BIM連携積算についての文章のうち、「下記に関して再度補足しておく」から「てが使いやすいものではない。」までを一字一句変えずに書き出してください。

» **提示文**

○ ○ ○ ○

しかしながら、設計側に積算連携などのために余分な負荷が出ることは避けなければならないので、弊社では最小限の約束ごとを取りまとめたものを事前に作成してお示ししている。これらをモデリングの開始前に説明して注意してもらえれば、かなりの割合で連携の不備が解消できる。
 
次に、これらの注意点を取りまとめた事前摺合せシートを紹介する。
 
・BIM連携積算事前摺合せシート
 
以下に示すBIM連携積算事前摺合せシートの例は、積算業務で最も処理時間がかかる内部仕上積算を対象に取りまとめたものである。モデリングの全てに対して属性情報など設定方法の約束事を決めるのは難しい面もあり、重要な内容から優先度を付けて提案している。下記の摺合せシートで、ランクAAとランクAに関しては、積算連携などにとっても重要な内容となるので、モデリングの際に必ず入力してもらいたい項目である。
 
下記に関して再度補足しておくが、これらの約束事はなにも積算連携だけを考えた場合のことではなく、他のシステムとの連携も含めてBIMツールで作成された設計データをいかに有効に活用できるかという観点から取りまとめた内容となっている。確かに欲を言えば、ランクBやランクCまで入力できていれば自動積算にかなり近づいてくるが、設計者(モデラー)側にかなり負荷が増えることとなる。
 



 
 

ダイレクトリンク機能について

冒頭に述べたが、弊社ではこれまでBIM連携積算システムを開発するに当たり、国際標準の「IFC」に対応できることを前提として開発してきた。確かに「IFC」は、国際的に一定の規約で定められた中間ファイルを使うので、デファクト・スタンダードとなり得る連携手法ではあるが、日本で開発されたものではないので、日本の建設生産にとって全てが使いやすいものではない。
 
特に情報量がかなり膨らみやすい特徴があり、連携する個々のシステムにとっては、それぞれで必要となる情報を選別するだけでも、相当の時間と労力を要することになる。

○ ○ ○ ○

» **利用可能な資料**

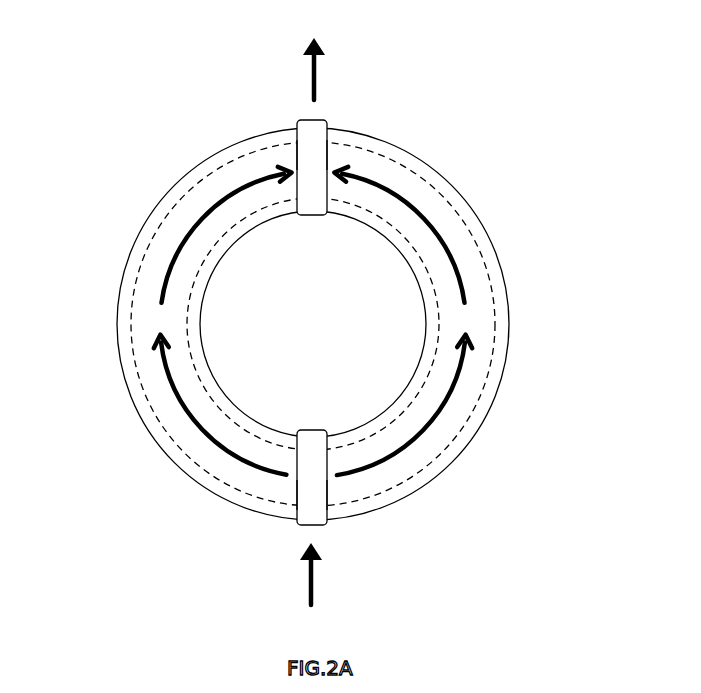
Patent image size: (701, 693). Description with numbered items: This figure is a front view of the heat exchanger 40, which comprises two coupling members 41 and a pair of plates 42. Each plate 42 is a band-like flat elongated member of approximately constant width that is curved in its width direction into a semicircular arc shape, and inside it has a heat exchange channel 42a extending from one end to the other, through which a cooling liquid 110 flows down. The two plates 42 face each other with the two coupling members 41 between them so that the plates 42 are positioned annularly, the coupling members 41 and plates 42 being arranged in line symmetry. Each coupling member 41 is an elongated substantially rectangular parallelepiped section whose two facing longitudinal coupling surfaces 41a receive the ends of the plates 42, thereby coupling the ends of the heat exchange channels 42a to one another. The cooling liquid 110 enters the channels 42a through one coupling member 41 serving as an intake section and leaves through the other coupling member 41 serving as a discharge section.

○ ○ ○ ○

» **出力結果**
下記に関して再度補足しておくが、これらの約束事はなにも積算連携だけを考えた場合のことではなく、他のシステムとの連携も含めてBIMツールで作成された設計データをいかに有効に活用できるかという観点から取りまとめた内容となっている。確かに欲を言えば、ランクBやランクCまで入力できていれば自動積算にかなり近づいてくるが、設計者(モデラー)側にかなり負荷が増えることとなる。
 



 
 

ダイレクトリンク機能について

冒頭に述べたが、弊社ではこれまでBIM連携積算システムを開発するに当たり、国際標準の「IFC」に対応できることを前提として開発してきた。確かに「IFC」は、国際的に一定の規約で定められた中間ファイルを使うので、デファクト・スタンダードとなり得る連携手法ではあるが、日本で開発されたものではないので、日本の建設生産にとって全てが使いやすいものではない。